_Material to process_

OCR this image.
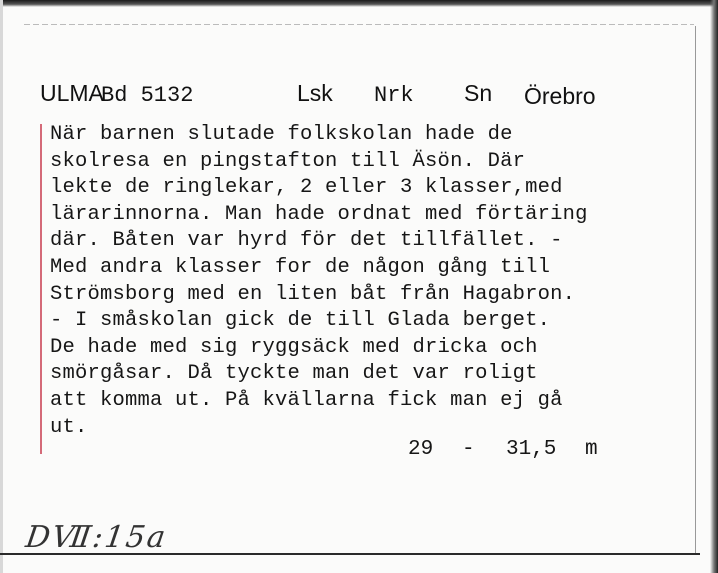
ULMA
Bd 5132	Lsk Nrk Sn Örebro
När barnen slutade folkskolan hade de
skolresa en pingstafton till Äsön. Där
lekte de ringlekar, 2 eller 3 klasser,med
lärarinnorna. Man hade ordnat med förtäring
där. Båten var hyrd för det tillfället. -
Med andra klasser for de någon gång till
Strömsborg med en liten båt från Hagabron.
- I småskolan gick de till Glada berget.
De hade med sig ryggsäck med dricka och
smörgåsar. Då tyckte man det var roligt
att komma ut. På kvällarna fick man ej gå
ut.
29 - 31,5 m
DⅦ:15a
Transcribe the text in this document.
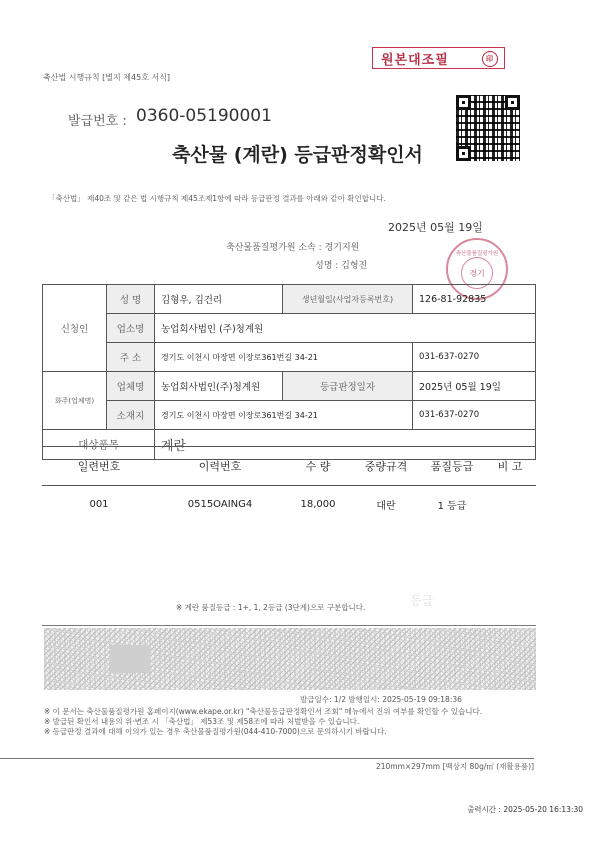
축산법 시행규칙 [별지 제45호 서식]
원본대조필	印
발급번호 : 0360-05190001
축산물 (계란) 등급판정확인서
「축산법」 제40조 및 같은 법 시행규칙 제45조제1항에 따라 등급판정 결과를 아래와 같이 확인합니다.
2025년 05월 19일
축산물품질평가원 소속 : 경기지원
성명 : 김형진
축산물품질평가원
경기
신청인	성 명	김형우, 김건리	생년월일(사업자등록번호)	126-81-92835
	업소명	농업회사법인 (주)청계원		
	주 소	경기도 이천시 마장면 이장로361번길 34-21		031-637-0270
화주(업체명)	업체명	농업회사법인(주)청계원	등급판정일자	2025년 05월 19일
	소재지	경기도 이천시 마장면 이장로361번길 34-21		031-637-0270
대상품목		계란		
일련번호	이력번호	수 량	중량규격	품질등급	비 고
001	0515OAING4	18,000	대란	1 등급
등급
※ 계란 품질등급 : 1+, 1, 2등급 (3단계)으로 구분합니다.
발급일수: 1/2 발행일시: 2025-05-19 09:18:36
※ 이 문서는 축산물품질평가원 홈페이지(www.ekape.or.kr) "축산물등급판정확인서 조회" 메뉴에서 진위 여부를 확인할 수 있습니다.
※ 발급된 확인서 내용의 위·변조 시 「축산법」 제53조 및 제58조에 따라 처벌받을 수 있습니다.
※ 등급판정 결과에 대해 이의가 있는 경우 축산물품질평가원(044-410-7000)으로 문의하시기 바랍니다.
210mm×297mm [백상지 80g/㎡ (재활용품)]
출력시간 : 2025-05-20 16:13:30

--

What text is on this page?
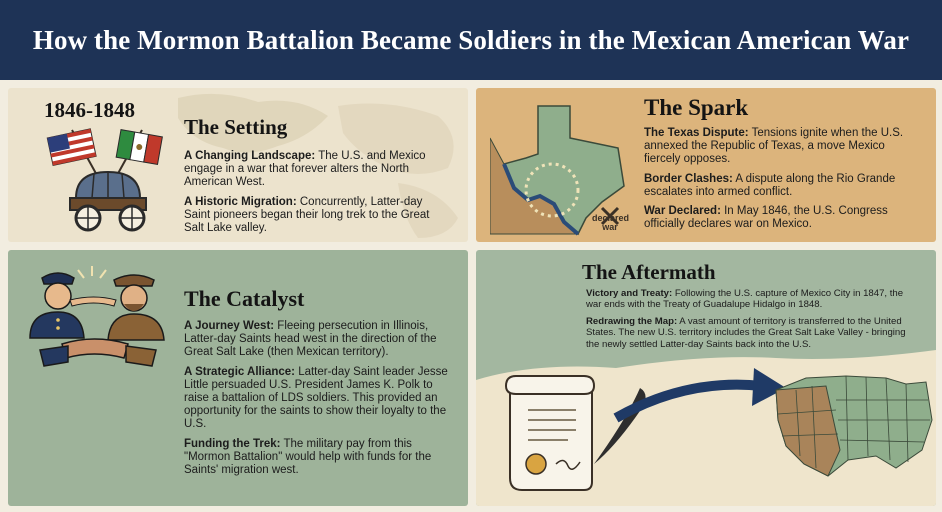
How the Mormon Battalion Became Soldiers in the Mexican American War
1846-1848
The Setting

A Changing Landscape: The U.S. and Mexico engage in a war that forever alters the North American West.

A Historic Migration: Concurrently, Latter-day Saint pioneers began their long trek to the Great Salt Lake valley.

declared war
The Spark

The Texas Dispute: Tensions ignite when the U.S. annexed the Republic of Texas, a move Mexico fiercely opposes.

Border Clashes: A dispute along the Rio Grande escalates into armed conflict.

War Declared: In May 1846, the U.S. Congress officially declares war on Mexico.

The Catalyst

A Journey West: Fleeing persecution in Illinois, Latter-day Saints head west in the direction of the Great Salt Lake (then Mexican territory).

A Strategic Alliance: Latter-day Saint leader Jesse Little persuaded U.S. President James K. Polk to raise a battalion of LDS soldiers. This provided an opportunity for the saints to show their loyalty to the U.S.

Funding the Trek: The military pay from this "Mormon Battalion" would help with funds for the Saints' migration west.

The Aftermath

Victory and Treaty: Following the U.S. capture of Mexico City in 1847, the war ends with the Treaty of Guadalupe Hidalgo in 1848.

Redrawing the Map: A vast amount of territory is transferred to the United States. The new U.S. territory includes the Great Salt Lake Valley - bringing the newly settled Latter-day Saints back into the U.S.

_To do_
Only the number should be given: how many lines of the data contain the word "with"?

_Answer_
2